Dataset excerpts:
———

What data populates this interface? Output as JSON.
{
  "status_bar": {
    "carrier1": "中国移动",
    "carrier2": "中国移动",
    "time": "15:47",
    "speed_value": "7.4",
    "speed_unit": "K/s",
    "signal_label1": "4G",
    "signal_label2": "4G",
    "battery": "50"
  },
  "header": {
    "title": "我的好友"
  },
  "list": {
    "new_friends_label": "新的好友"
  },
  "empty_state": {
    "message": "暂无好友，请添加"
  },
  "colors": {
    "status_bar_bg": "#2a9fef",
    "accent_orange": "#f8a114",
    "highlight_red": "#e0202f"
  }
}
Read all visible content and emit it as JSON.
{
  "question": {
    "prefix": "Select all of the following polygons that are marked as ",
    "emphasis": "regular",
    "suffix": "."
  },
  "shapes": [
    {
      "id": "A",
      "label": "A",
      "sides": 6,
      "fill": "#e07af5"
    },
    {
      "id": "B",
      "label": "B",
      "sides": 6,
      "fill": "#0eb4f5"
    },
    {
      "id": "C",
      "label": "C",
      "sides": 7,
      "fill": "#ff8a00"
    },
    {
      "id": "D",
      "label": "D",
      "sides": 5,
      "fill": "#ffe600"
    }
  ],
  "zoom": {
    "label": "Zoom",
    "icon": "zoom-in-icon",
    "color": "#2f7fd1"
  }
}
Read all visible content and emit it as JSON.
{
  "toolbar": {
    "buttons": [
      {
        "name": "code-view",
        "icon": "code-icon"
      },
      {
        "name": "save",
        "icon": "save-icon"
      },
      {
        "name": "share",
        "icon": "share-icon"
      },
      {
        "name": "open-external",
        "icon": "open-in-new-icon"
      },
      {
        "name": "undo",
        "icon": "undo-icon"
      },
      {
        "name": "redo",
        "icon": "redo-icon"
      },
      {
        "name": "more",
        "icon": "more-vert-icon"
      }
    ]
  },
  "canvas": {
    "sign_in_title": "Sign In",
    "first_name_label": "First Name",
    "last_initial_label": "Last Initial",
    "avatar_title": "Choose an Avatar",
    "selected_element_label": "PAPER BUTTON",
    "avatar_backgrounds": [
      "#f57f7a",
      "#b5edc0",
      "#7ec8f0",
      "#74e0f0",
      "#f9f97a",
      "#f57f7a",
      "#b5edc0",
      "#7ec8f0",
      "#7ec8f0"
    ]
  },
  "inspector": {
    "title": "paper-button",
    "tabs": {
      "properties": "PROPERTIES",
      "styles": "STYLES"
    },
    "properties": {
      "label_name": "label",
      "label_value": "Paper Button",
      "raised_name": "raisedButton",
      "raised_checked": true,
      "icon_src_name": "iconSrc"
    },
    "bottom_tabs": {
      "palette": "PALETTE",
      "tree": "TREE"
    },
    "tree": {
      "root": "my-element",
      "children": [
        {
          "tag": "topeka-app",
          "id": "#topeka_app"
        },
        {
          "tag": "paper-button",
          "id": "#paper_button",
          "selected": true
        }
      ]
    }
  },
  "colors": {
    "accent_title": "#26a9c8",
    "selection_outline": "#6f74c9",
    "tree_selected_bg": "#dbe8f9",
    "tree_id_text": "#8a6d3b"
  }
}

———

| Requirement |
All of the data needs to be printed once more, exactly.

| Final answer |
What data populates this interface? Output as JSON.
{
  "status_bar": {
    "carrier1": "中国移动",
    "carrier2": "中国移动",
    "time": "15:47",
    "speed_value": "7.4",
    "speed_unit": "K/s",
    "signal_label1": "4G",
    "signal_label2": "4G",
    "battery": "50"
  },
  "header": {
    "title": "我的好友"
  },
  "list": {
    "new_friends_label": "新的好友"
  },
  "empty_state": {
    "message": "暂无好友，请添加"
  },
  "colors": {
    "status_bar_bg": "#2a9fef",
    "accent_orange": "#f8a114",
    "highlight_red": "#e0202f"
  }
}
Read all visible content and emit it as JSON.
{
  "question": {
    "prefix": "Select all of the following polygons that are marked as ",
    "emphasis": "regular",
    "suffix": "."
  },
  "shapes": [
    {
      "id": "A",
      "label": "A",
      "sides": 6,
      "fill": "#e07af5"
    },
    {
      "id": "B",
      "label": "B",
      "sides": 6,
      "fill": "#0eb4f5"
    },
    {
      "id": "C",
      "label": "C",
      "sides": 7,
      "fill": "#ff8a00"
    },
    {
      "id": "D",
      "label": "D",
      "sides": 5,
      "fill": "#ffe600"
    }
  ],
  "zoom": {
    "label": "Zoom",
    "icon": "zoom-in-icon",
    "color": "#2f7fd1"
  }
}
Read all visible content and emit it as JSON.
{
  "toolbar": {
    "buttons": [
      {
        "name": "code-view",
        "icon": "code-icon"
      },
      {
        "name": "save",
        "icon": "save-icon"
      },
      {
        "name": "share",
        "icon": "share-icon"
      },
      {
        "name": "open-external",
        "icon": "open-in-new-icon"
      },
      {
        "name": "undo",
        "icon": "undo-icon"
      },
      {
        "name": "redo",
        "icon": "redo-icon"
      },
      {
        "name": "more",
        "icon": "more-vert-icon"
      }
    ]
  },
  "canvas": {
    "sign_in_title": "Sign In",
    "first_name_label": "First Name",
    "last_initial_label": "Last Initial",
    "avatar_title": "Choose an Avatar",
    "selected_element_label": "PAPER BUTTON",
    "avatar_backgrounds": [
      "#f57f7a",
      "#b5edc0",
      "#7ec8f0",
      "#74e0f0",
      "#f9f97a",
      "#f57f7a",
      "#b5edc0",
      "#7ec8f0",
      "#7ec8f0"
    ]
  },
  "inspector": {
    "title": "paper-button",
    "tabs": {
      "properties": "PROPERTIES",
      "styles": "STYLES"
    },
    "properties": {
      "label_name": "label",
      "label_value": "Paper Button",
      "raised_name": "raisedButton",
      "raised_checked": true,
      "icon_src_name": "iconSrc"
    },
    "bottom_tabs": {
      "palette": "PALETTE",
      "tree": "TREE"
    },
    "tree": {
      "root": "my-element",
      "children": [
        {
          "tag": "topeka-app",
          "id": "#topeka_app"
        },
        {
          "tag": "paper-button",
          "id": "#paper_button",
          "selected": true
        }
      ]
    }
  },
  "colors": {
    "accent_title": "#26a9c8",
    "selection_outline": "#6f74c9",
    "tree_selected_bg": "#dbe8f9",
    "tree_id_text": "#8a6d3b"
  }
}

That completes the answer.